Reply with nothing except the number of lines that contain the word "Gimnázium".

-- Start Extracted information --

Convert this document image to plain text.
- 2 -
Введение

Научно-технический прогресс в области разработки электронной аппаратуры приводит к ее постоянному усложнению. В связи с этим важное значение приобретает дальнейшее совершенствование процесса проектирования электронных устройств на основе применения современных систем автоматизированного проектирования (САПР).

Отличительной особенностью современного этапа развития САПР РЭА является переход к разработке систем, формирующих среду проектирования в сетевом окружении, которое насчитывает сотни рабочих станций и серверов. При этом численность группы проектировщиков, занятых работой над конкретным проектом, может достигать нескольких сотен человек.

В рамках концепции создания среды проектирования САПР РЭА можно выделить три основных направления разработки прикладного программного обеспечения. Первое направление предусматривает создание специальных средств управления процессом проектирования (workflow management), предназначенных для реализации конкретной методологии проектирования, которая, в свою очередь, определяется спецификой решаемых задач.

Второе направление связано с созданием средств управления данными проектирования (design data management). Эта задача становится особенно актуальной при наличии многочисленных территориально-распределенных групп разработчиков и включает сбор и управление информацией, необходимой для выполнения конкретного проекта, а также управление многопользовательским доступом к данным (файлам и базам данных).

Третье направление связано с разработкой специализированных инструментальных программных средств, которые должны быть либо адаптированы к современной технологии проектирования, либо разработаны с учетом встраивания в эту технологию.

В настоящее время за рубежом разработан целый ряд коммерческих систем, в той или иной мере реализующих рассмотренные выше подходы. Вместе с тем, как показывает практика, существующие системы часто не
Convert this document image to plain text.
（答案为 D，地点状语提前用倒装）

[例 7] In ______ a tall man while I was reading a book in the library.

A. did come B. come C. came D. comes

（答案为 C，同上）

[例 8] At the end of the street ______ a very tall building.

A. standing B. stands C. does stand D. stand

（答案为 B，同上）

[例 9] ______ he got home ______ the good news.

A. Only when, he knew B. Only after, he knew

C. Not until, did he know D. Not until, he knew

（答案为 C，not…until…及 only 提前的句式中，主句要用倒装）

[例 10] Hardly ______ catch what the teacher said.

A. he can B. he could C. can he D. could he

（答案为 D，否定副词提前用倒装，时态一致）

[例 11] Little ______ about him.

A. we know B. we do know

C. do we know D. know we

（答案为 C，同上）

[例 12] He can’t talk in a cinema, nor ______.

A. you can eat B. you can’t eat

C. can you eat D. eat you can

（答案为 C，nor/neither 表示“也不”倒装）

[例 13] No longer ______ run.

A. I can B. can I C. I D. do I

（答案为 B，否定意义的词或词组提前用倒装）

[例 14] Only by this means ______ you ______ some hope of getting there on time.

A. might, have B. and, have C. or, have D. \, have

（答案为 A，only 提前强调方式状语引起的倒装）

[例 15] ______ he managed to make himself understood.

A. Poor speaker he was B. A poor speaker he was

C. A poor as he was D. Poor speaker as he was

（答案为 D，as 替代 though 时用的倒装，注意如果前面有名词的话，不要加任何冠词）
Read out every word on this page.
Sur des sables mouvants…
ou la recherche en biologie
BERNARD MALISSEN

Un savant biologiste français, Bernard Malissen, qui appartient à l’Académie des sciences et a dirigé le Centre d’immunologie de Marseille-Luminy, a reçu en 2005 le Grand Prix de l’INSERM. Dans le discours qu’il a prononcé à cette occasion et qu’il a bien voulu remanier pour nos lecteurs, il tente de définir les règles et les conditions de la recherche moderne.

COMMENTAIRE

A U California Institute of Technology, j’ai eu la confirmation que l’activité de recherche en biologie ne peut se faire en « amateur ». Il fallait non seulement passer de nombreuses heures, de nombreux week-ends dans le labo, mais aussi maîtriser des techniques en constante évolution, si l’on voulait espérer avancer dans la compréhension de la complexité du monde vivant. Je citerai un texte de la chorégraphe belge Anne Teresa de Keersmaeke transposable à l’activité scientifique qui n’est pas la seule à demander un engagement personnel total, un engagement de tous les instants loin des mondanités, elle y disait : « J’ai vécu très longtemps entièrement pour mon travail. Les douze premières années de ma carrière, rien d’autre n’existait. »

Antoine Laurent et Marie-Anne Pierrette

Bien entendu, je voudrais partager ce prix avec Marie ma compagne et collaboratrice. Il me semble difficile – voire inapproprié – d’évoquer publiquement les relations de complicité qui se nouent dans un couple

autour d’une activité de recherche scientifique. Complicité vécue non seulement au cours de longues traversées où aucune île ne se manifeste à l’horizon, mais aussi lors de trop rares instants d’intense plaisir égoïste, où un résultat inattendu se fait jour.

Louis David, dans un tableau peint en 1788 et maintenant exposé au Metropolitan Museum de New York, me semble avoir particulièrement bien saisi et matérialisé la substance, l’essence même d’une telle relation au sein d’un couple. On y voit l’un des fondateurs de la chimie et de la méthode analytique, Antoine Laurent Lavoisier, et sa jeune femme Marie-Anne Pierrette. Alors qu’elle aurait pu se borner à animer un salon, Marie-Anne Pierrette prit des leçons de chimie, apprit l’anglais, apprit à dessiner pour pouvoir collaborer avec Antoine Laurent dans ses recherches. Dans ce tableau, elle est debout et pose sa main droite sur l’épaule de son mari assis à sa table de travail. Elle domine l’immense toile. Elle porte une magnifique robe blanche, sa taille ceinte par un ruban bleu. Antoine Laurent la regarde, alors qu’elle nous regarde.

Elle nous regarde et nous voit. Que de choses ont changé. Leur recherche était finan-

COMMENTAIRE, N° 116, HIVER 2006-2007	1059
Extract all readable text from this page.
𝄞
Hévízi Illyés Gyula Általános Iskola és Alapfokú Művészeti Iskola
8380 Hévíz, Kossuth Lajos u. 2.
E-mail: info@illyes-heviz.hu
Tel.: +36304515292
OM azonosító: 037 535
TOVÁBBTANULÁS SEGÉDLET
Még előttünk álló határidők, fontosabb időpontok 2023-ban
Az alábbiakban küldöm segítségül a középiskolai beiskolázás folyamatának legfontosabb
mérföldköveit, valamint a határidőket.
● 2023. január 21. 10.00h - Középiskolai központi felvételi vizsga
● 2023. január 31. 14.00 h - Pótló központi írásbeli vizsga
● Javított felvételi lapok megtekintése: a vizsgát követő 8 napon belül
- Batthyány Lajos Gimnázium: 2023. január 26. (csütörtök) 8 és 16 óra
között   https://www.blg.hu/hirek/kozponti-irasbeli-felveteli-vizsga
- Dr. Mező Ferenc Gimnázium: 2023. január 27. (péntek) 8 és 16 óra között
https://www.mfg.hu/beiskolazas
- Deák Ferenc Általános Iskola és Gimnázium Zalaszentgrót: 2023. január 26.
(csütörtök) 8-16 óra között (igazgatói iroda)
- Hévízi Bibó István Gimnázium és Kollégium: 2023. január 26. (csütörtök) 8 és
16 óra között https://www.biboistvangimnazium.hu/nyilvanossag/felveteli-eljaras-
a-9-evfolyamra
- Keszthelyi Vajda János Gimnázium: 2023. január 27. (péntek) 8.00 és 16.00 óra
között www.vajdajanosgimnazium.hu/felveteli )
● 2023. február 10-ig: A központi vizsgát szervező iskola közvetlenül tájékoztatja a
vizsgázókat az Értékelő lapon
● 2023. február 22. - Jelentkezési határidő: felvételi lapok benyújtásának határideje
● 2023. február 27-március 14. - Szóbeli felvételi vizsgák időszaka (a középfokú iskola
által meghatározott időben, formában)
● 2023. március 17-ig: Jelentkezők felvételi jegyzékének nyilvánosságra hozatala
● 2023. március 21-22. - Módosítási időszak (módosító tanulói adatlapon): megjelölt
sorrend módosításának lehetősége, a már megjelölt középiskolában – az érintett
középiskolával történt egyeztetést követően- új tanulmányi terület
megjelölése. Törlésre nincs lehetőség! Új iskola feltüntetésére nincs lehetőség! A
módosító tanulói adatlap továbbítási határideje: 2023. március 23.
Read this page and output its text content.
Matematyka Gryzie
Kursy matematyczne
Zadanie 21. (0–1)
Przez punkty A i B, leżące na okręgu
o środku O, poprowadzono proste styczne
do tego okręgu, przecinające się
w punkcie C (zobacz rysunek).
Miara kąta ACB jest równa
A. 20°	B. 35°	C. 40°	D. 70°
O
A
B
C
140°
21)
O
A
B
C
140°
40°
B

-- End Extracted information --

§ Exercise answer: 5